**AVAILABLE DATA**
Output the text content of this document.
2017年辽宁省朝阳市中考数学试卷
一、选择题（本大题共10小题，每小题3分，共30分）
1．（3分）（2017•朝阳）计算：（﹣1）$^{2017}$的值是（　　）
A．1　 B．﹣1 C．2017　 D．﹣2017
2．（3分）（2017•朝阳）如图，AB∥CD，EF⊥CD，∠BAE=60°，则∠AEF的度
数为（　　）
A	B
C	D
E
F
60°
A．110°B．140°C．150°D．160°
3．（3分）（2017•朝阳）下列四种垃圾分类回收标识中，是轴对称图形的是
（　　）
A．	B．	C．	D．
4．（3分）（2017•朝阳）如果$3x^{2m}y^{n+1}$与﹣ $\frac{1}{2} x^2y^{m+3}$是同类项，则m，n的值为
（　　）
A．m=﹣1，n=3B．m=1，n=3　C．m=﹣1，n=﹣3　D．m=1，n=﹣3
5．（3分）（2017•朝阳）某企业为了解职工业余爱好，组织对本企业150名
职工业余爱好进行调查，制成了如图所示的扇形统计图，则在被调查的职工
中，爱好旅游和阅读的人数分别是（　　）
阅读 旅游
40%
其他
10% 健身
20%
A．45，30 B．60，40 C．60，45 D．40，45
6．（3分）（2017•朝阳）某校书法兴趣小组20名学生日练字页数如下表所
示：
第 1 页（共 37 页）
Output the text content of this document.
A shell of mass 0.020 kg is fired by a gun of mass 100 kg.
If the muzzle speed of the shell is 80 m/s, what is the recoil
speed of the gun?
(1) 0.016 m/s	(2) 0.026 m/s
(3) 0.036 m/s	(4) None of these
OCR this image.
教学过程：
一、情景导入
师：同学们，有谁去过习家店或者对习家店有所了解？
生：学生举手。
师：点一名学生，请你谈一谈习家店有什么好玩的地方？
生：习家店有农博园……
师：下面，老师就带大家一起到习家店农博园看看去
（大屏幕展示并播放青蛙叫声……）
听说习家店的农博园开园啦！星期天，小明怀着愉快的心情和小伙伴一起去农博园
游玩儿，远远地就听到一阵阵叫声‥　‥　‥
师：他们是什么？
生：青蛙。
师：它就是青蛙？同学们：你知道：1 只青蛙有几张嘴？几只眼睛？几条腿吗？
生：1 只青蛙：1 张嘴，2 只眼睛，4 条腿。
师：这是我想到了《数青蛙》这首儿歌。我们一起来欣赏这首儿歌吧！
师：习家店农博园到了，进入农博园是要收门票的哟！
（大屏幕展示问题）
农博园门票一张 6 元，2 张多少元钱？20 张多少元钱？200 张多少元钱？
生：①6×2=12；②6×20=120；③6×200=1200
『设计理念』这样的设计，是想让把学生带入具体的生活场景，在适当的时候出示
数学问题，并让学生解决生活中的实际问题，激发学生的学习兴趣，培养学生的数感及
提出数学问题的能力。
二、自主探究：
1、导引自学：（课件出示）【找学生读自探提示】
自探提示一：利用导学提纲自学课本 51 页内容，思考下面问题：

**BRIEF**
Pull out all lines of the data with the string "speed".

**OUTPUT OF THE EXERCISE**
If the muzzle speed of the shell is 80 m/s, what is the recoil
speed of the gun?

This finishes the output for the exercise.